Scan the listing below. Report each line that includes "JSON".
◇ ◇ ◇ ◇ ◇ ◇ ◇
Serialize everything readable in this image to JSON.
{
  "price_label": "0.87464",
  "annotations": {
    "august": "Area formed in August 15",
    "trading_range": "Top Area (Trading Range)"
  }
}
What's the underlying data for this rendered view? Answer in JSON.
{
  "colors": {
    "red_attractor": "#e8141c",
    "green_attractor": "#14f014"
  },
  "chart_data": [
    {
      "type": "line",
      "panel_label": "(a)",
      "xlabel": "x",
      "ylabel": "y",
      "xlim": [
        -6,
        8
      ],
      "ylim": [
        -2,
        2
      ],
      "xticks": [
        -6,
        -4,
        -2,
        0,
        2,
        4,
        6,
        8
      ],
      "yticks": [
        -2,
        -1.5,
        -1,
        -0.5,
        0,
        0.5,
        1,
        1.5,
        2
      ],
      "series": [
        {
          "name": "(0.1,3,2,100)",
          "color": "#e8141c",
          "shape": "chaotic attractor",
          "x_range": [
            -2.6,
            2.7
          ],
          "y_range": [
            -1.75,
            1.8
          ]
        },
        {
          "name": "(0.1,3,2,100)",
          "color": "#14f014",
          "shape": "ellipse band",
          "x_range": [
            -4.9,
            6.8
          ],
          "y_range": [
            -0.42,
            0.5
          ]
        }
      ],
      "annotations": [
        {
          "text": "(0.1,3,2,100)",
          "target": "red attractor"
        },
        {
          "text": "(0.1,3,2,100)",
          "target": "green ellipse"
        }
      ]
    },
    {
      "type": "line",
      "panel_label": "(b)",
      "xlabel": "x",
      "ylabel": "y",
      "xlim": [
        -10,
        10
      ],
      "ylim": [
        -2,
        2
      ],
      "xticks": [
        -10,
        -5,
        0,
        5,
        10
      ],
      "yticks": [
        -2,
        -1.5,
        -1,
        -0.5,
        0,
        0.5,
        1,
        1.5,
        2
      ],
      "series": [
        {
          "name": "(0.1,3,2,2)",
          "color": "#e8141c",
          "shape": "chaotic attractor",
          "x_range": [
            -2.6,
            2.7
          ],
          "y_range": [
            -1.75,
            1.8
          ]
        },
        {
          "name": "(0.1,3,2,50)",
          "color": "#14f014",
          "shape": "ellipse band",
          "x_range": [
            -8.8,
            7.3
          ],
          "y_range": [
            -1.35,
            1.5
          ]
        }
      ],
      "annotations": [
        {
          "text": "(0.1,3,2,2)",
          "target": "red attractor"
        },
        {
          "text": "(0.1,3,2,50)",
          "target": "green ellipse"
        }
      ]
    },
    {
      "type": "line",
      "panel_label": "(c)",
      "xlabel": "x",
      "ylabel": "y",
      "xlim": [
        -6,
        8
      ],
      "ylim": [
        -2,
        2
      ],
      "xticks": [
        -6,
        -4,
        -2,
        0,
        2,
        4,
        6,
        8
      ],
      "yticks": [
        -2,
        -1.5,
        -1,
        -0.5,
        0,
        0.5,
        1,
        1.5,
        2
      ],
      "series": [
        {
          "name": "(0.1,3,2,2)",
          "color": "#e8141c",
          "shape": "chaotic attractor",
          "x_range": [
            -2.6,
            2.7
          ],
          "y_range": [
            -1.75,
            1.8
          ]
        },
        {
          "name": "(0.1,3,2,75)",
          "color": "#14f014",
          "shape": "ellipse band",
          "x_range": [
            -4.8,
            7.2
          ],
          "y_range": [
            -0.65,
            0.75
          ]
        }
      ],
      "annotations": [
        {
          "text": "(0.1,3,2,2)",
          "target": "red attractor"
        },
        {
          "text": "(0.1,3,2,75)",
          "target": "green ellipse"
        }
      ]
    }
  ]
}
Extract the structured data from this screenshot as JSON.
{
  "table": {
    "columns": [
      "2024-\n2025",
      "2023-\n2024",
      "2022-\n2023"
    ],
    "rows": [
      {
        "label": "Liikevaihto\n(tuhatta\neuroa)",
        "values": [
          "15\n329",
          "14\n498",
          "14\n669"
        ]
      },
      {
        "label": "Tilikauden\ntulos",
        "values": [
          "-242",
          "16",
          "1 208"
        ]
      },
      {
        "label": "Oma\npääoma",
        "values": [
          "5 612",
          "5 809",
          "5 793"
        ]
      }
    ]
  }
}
◇ ◇ ◇ ◇ ◇ ◇ ◇
> EXPECTED OUTPUT:
Serialize everything readable in this image to JSON.
What's the underlying data for this rendered view? Answer in JSON.
Extract the structured data from this screenshot as JSON.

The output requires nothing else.